## [TEKS SUMBER]
■ ■ ■ ■ ■ ■ ■
Senin, 15 September 2008

CORAK PEMIKIRAN HUKUM EKONOMI ISLAM DI INDONESIA

CORAK PEMIKIRAN HUKUM EKONOMI ISLAM DI INDONESIA
M Cholil Nafis MA
Sekretaris MUI Provensi DKI Jakarta, Staf Pengajar Ekonomi Syari'ah Program Pascasarjana Universitas Indonesia
Studi fatwa-fatwa di Indonesia terasa sangat menarik mengingat mayoritas penduduk negeri ini adalah masyarakat muslim penganut mazhab suni. Pemberi fatwa di Indonesia sepenuhnya dilakukan oleh ulama secara perorangan hingga permulaan abad ke-20. pada kuartal kedua abad ke-20, beberapa fatwa telah mulai diberikan oleh para ulama secara kelompok. Pada tahun 1926 M para ulama tradisional telah mendirikan perkumpulan Nahdlatul Ulama dan mulai mengeluarkan fatwa untuk para pengikutnya melalui Lajnah Bahtsul Masail bersamaan waktunya dengan kongres pertamanya pada tahun itu juga. Muhammadiyah yang berpendirian modern, yang didirikan pada tahun 1912 M, pada mulanya tidak memperhatikan soal fatwa hingga tahun 1927 M, sewaktu organisasi itu membentuk panitia khusus yang diberi nama Majelis Tarjih, yang bertugas menetapkan soal-soal keagamaan umumnya dan hukum Islam khususnya.
Perkembangan berikutnya muncul pada tahun 1975 M dibentuk Majelis Ulama Indonesia (MUI). Baik ulama dari kalangan tradisional maupun kalangan modern mempunyai wakil-wakilnya dalam MUI, dan melalui perhimpunan itu memberikan fatwa-fatwa bersama. Sejak didirikan pada tahun 1975 M hingga sekarang, MUI telah melahirkan fatwa-fatwa banyak sekali, meliputi soal upacara keagamaan, pernikahan, kebudayaan, politik, ilmu pengetahuan, kedokteran dan ekonomi, yang sebagian besar dikumpulkan dalam Kumpulan Fatwa Majelis Ulama Indonesia II, Himpinan Fatwa Majelis Ulama Indonesia.
■ ■ ■ ■ ■ ■ ■
## [PERSYARATAN]
**1)** Menurut teks tentang fatwa di Indonesia, pada tahun berapa Muhammadiyah membentuk Majelis Tarjih?
**2)** Jelaskan dalam satu hingga tiga kalimat alasan yang diberikan teks tentang fatwa di Indonesia atas anggapan bahwa studi fatwa di negeri ini sangat menarik.
**3)** Lanjutkan teks tentang fatwa di Indonesia mulai dari kalimat sesudah kalimat terakhirnya.

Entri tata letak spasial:
■ ■ ■ ■ ■ ■ ■
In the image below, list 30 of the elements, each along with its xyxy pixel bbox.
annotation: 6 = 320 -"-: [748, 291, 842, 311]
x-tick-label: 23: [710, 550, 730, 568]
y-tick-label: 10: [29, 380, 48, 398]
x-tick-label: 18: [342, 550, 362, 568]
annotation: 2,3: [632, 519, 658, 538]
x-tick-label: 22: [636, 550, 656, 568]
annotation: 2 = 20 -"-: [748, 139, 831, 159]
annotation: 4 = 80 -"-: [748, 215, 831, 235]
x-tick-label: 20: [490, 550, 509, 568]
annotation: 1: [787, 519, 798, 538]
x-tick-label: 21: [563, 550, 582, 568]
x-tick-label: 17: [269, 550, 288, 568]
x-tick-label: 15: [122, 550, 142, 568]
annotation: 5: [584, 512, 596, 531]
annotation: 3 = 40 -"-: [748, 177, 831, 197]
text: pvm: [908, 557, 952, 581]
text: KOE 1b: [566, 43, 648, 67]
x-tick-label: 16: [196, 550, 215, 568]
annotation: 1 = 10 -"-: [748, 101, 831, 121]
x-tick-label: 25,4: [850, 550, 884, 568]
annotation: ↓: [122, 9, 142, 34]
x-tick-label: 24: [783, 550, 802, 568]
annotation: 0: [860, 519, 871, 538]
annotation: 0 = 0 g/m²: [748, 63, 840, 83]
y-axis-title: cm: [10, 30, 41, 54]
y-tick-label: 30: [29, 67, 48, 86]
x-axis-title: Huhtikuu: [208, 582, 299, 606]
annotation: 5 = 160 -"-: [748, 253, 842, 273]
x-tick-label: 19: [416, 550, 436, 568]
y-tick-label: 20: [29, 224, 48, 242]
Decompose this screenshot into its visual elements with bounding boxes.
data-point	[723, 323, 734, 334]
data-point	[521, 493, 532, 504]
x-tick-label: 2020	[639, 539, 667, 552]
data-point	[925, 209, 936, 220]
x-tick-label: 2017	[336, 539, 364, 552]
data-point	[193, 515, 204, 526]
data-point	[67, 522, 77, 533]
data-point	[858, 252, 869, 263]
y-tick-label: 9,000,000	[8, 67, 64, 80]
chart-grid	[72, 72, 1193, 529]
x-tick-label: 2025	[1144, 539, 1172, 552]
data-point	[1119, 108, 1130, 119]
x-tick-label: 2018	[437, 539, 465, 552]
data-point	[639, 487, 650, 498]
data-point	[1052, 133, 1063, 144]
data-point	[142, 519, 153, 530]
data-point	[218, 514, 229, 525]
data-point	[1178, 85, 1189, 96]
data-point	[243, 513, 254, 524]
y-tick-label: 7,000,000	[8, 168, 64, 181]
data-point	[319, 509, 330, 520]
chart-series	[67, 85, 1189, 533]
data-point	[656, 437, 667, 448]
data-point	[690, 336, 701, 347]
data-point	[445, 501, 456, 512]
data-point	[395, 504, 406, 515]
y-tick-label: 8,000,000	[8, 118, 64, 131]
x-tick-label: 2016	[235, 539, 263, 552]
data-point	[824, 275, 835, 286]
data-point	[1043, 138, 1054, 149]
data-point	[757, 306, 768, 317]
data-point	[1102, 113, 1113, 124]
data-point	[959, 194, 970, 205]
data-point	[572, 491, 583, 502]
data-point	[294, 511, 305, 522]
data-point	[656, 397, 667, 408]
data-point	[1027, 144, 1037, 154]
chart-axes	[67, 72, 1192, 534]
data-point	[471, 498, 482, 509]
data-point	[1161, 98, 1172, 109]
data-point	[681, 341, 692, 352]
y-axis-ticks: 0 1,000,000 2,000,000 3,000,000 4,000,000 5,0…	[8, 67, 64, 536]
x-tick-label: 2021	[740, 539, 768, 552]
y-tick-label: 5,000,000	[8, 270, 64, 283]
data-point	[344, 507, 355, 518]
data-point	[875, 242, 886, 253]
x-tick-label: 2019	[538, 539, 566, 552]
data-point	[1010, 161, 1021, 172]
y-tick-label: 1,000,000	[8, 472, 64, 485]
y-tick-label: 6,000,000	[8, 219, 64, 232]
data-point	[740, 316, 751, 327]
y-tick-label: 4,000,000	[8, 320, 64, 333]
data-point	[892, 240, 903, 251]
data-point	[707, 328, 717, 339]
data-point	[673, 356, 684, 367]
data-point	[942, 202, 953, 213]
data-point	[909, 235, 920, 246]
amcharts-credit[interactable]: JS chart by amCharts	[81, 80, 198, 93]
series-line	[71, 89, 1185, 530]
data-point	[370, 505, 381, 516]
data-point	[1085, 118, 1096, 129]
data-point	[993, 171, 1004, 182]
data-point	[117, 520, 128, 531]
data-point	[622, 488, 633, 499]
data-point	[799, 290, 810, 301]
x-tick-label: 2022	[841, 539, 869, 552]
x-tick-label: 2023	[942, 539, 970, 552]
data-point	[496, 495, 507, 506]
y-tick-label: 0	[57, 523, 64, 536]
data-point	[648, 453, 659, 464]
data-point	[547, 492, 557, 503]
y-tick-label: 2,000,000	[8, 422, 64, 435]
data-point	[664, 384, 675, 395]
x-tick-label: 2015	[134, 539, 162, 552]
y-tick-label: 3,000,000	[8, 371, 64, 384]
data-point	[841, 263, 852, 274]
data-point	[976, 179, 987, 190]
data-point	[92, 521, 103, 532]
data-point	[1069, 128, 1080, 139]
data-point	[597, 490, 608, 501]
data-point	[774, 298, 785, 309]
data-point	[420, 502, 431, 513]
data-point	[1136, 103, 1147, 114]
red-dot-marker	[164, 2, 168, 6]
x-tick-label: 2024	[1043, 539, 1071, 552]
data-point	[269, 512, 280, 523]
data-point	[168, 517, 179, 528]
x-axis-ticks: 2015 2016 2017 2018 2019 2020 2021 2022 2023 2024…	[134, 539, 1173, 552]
■ ■ ■ ■ ■ ■ ■
## [JAWABAN PER TUGAS]
**1)** Pada tahun 1927 M.

**2)** Studi fatwa di Indonesia dianggap sangat menarik karena mayoritas penduduk negeri ini adalah masyarakat muslim penganut mazhab suni.

**3)**
Munculnya praktek ekonomi Islam di Indonesia pada tahun 1990-an yang dimulai dengan lahirnya Undanga-undang No. 10 Tahun 1992 yang mengandunng ketentuan bolehnya bank konvensional beroprasi dengan sistem bagi hasil. Kemudidian pada saat bergulirnya era reformasi timbul amandemen yang melahirkan UU No 7 Tahun 1998 yang memuat lebih rinci tentang perbankan syariah. Undang-undang ini mengawali era baru perbankan syari'ah di Indonesia, yang ditandai dengan tumbuh pesatnya bank-bank syari'ah baru atau cabang syari'ah pada bank konvensional. Maka praktik keuangan syari'ah di Indonesia memerlukan panduan hukum Islam guna mengawal pelaku ekonomi sesuai dengan tuntunan syari'at Islam. Perkembangan berikutnya, MUI sebagai payung dari lembaga-lembaga organisasi keagamaan (Islam) di Tanah Air menganggap perlu dibentuknya suatu badan dewan syariah yang bersifat nasional (DSN) dan membawahi seluruh lembaga keuangan, termasuk di dalamnya bank-bank syariah. Hal ini untuk memberi kepastian dan jaminan hukum Islam dalam masalah perbankan syariah sejak diberlakukannya Undang-undang No 7 Tahun 1992 tentang perbankan yang memberikan peluang didirikannya bank syariah.
Dewan Syariah Nasional -MUI sejak tahun 1997 sampai dengan tahun 2007 telah mengeluarkan Dewan Syariah Nasional-Majelis Ulama Indonesia sejak tahun 1997 sampai dengan tahun 2007 telah mengeluarkan sebanyak 64 fatwa-fatwa tentang ekonomi Islam (mu'amalah maliyah) untuk menjadi pedoman bagi para pelaku ekonomi Islam khususnya perbankan syari'ah. Dalam metode penerbitan fatwa dalam bidang mu'amalah maliyah diyakini menggunakan kempat sumber hukum yang disepakati oleh ulama suni; yaitu Alquran al Karim, Hadits Nabawi, Ijma' dan Qiyas, serta menggunakan salah satu sumber hukum yang masih diperselisihkan oleh ulama; yaitu istihsan, istishab, dzari'ah, dan 'urf.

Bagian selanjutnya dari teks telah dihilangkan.